Data excerpts:
──────
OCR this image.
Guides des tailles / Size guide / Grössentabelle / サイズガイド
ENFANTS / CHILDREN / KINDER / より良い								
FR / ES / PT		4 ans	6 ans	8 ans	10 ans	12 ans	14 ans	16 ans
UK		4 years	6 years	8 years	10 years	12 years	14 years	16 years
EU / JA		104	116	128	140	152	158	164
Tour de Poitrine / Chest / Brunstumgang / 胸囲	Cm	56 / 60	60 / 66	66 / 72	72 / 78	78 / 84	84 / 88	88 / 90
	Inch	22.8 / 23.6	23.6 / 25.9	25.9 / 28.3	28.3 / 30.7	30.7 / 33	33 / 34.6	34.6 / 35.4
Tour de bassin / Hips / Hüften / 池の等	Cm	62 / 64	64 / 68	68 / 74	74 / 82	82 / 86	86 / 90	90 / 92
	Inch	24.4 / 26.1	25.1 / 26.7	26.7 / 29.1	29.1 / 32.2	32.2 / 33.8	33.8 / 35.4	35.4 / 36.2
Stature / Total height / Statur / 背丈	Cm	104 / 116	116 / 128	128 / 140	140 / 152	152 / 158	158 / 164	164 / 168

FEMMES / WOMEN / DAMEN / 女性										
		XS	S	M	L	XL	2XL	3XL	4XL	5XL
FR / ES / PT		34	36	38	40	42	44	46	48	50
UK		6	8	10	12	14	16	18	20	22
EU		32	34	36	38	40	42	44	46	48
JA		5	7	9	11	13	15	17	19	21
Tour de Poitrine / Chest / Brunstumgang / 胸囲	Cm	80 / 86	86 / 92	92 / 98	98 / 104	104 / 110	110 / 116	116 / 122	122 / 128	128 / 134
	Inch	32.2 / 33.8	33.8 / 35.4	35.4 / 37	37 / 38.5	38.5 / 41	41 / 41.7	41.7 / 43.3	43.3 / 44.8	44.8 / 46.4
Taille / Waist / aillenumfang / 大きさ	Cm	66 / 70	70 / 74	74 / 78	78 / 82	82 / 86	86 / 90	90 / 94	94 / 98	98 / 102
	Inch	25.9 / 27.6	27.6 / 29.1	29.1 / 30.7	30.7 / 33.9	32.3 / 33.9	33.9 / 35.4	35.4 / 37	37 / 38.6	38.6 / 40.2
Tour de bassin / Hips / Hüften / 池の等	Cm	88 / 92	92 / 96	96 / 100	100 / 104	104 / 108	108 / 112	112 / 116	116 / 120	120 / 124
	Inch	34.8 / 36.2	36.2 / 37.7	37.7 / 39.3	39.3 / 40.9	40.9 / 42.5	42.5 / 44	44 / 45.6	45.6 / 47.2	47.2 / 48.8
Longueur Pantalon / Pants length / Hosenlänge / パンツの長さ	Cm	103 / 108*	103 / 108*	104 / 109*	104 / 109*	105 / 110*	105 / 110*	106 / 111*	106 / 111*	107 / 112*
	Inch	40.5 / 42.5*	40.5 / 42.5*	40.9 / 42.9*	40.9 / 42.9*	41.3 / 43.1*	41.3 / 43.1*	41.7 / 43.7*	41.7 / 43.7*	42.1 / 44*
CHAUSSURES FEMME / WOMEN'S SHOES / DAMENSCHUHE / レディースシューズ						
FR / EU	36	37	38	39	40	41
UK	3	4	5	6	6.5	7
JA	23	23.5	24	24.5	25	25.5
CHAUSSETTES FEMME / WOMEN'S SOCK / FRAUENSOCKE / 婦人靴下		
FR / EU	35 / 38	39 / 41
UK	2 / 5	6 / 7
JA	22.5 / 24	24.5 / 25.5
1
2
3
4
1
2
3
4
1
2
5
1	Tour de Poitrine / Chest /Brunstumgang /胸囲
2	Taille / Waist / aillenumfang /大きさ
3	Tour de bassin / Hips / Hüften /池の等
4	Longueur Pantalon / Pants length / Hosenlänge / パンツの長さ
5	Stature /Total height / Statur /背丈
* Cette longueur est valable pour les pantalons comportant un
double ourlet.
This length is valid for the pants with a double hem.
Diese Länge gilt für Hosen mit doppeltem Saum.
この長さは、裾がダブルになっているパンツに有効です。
──────
Task brief
Which lines of the data above contain "Inch"? Copy each one.

Expected output
	Inch	22.8 / 23.6	23.6 / 25.9	25.9 / 28.3	28.3 / 30.7	30.7 / 33	33 / 34.6	34.6 / 35.4
	Inch	24.4 / 26.1	25.1 / 26.7	26.7 / 29.1	29.1 / 32.2	32.2 / 33.8	33.8 / 35.4	35.4 / 36.2
	Inch	32.2 / 33.8	33.8 / 35.4	35.4 / 37	37 / 38.5	38.5 / 41	41 / 41.7	41.7 / 43.3	43.3 / 44.8	44.8 / 46.4
	Inch	25.9 / 27.6	27.6 / 29.1	29.1 / 30.7	30.7 / 33.9	32.3 / 33.9	33.9 / 35.4	35.4 / 37	37 / 38.6	38.6 / 40.2
	Inch	34.8 / 36.2	36.2 / 37.7	37.7 / 39.3	39.3 / 40.9	40.9 / 42.5	42.5 / 44	44 / 45.6	45.6 / 47.2	47.2 / 48.8
	Inch	40.5 / 42.5*	40.5 / 42.5*	40.9 / 42.9*	40.9 / 42.9*	41.3 / 43.1*	41.3 / 43.1*	41.7 / 43.7*	41.7 / 43.7*	42.1 / 44*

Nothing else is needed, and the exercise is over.